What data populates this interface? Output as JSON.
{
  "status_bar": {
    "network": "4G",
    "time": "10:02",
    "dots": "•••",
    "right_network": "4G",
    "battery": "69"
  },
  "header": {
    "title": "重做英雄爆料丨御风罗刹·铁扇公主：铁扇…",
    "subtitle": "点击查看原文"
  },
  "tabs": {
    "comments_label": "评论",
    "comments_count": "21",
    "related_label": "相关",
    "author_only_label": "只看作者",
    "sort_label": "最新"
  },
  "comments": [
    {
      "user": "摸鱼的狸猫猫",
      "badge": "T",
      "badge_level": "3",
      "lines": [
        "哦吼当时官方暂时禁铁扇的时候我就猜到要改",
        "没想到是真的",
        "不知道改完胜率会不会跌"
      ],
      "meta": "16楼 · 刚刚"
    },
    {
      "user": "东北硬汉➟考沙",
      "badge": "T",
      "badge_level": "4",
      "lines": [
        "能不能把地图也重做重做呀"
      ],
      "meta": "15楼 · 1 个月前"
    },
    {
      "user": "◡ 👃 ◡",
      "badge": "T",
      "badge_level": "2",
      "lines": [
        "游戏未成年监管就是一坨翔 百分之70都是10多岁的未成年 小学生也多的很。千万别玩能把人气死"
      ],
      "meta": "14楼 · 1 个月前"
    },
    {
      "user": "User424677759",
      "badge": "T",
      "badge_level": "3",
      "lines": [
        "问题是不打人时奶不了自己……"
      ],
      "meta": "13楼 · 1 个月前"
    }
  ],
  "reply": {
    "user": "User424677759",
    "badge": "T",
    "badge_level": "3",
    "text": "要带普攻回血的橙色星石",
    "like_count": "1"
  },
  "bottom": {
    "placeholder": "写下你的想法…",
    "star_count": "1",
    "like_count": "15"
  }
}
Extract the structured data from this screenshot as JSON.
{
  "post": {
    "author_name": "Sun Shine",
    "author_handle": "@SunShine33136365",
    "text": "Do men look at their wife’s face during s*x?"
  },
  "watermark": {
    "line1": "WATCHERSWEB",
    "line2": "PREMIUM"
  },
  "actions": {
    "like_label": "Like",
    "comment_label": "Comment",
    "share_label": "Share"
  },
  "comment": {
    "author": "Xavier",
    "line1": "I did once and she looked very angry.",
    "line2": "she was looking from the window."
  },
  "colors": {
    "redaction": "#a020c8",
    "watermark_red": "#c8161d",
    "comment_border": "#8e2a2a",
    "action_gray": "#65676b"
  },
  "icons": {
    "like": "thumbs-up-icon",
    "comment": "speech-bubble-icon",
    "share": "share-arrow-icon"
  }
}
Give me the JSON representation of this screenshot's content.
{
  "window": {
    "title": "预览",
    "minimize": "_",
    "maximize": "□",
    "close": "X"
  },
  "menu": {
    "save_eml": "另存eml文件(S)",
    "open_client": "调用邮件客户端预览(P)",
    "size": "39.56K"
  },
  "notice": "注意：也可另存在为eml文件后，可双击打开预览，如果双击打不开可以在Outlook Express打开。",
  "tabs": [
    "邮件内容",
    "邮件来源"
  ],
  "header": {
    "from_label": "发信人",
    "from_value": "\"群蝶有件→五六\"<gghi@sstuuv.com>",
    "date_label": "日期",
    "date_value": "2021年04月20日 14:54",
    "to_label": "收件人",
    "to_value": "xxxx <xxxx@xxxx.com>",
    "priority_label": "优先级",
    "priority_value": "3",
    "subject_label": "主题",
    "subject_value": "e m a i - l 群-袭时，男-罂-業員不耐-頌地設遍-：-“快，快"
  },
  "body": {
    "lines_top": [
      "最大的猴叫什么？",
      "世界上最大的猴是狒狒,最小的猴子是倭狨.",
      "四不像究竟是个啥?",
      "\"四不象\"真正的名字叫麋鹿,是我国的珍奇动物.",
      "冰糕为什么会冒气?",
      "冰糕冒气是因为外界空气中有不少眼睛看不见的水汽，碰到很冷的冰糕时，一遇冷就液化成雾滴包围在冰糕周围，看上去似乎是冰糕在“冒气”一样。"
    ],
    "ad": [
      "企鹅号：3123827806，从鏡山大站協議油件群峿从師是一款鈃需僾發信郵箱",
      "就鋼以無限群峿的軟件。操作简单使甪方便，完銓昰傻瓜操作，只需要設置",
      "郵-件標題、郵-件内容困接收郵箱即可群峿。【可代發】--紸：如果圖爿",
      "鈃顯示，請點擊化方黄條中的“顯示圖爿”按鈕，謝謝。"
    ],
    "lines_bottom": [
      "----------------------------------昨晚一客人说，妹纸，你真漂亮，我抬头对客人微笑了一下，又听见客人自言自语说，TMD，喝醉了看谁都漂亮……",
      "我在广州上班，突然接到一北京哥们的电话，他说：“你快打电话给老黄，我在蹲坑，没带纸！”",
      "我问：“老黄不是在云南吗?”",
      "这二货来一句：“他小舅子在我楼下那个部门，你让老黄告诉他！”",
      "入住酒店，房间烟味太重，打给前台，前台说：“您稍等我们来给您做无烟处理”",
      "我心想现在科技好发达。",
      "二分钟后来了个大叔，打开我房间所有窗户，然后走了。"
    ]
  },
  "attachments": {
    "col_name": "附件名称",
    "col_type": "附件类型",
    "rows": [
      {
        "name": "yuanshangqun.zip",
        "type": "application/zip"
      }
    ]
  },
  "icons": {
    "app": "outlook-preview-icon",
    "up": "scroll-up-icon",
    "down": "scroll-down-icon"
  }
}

> What is asked
Pull out every line in the material above where "user" occurs.

> Solution to this problem
      "user": "摸鱼的狸猫猫",
      "user": "东北硬汉➟考沙",
      "user": "◡ 👃 ◡",
      "user": "User424677759",
    "user": "User424677759",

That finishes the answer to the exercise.